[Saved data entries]
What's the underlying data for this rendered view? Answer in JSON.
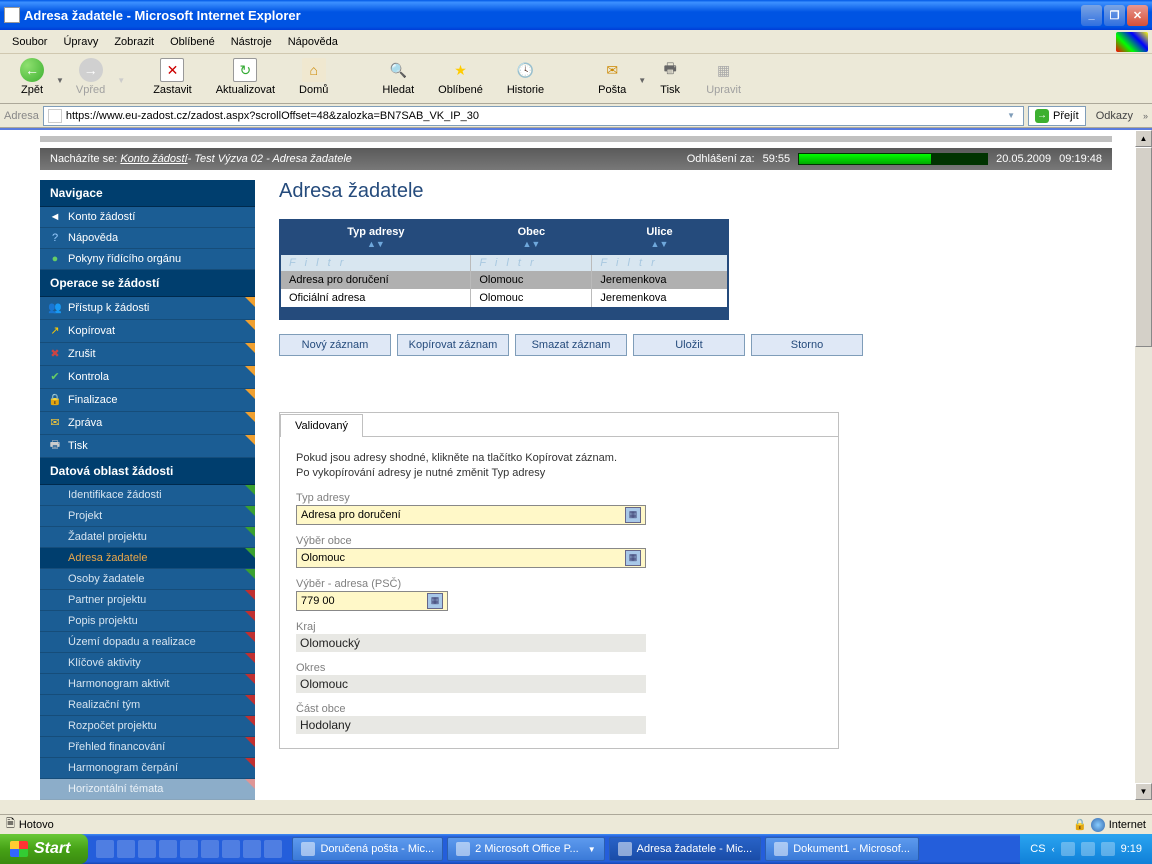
{
  "window": {
    "title": "Adresa žadatele - Microsoft Internet Explorer"
  },
  "menu": {
    "items": [
      "Soubor",
      "Úpravy",
      "Zobrazit",
      "Oblíbené",
      "Nástroje",
      "Nápověda"
    ]
  },
  "toolbar": {
    "back": "Zpět",
    "forward": "Vpřed",
    "stop": "Zastavit",
    "refresh": "Aktualizovat",
    "home": "Domů",
    "search": "Hledat",
    "favorites": "Oblíbené",
    "history": "Historie",
    "mail": "Pošta",
    "print": "Tisk",
    "edit": "Upravit"
  },
  "addressbar": {
    "label": "Adresa",
    "url": "https://www.eu-zadost.cz/zadost.aspx?scrollOffset=48&zalozka=BN7SAB_VK_IP_30",
    "go": "Přejít",
    "links": "Odkazy"
  },
  "breadcrumb": {
    "prefix": "Nacházíte se:",
    "link": "Konto žádostí",
    "trail": " - Test Výzva 02 - Adresa žadatele",
    "logout_label": "Odhlášení za:",
    "logout_time": "59:55",
    "date": "20.05.2009",
    "time": "09:19:48"
  },
  "sidebar": {
    "nav_header": "Navigace",
    "nav_items": [
      "Konto žádostí",
      "Nápověda",
      "Pokyny řídícího orgánu"
    ],
    "ops_header": "Operace se žádostí",
    "ops_items": [
      "Přístup k žádosti",
      "Kopírovat",
      "Zrušit",
      "Kontrola",
      "Finalizace",
      "Zpráva",
      "Tisk"
    ],
    "data_header": "Datová oblast žádosti",
    "data_items": [
      "Identifikace žádosti",
      "Projekt",
      "Žadatel projektu",
      "Adresa žadatele",
      "Osoby žadatele",
      "Partner projektu",
      "Popis projektu",
      "Území dopadu a realizace",
      "Klíčové aktivity",
      "Harmonogram aktivit",
      "Realizační tým",
      "Rozpočet projektu",
      "Přehled financování",
      "Harmonogram čerpání",
      "Horizontální témata"
    ]
  },
  "page": {
    "title": "Adresa žadatele",
    "table": {
      "headers": [
        "Typ adresy",
        "Obec",
        "Ulice"
      ],
      "filter": "F i l t r",
      "rows": [
        {
          "typ": "Adresa pro doručení",
          "obec": "Olomouc",
          "ulice": "Jeremenkova"
        },
        {
          "typ": "Oficiální adresa",
          "obec": "Olomouc",
          "ulice": "Jeremenkova"
        }
      ]
    },
    "buttons": {
      "novy": "Nový záznam",
      "kopirovat": "Kopírovat záznam",
      "smazat": "Smazat záznam",
      "ulozit": "Uložit",
      "storno": "Storno"
    },
    "tab": "Validovaný",
    "hint1": "Pokud jsou adresy shodné, klikněte na tlačítko Kopírovat záznam.",
    "hint2": "Po vykopírování adresy je nutné změnit Typ adresy",
    "fields": {
      "typ_label": "Typ adresy",
      "typ_value": "Adresa pro doručení",
      "obec_label": "Výběr obce",
      "obec_value": "Olomouc",
      "psc_label": "Výběr - adresa (PSČ)",
      "psc_value": "779 00",
      "kraj_label": "Kraj",
      "kraj_value": "Olomoucký",
      "okres_label": "Okres",
      "okres_value": "Olomouc",
      "cast_label": "Část obce",
      "cast_value": "Hodolany"
    }
  },
  "iestatus": {
    "text": "Hotovo",
    "zone": "Internet"
  },
  "taskbar": {
    "start": "Start",
    "items": [
      {
        "label": "Doručená pošta - Mic..."
      },
      {
        "label": "2 Microsoft Office P..."
      },
      {
        "label": "Adresa žadatele - Mic..."
      },
      {
        "label": "Dokument1 - Microsof..."
      }
    ],
    "lang": "CS",
    "clock": "9:19"
  }
}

** Required task **
Pick out all lines from the data above in which the word "Internet" appears.

** Solution to this problem **
    "title": "Adresa žadatele - Microsoft Internet Explorer"
    "zone": "Internet"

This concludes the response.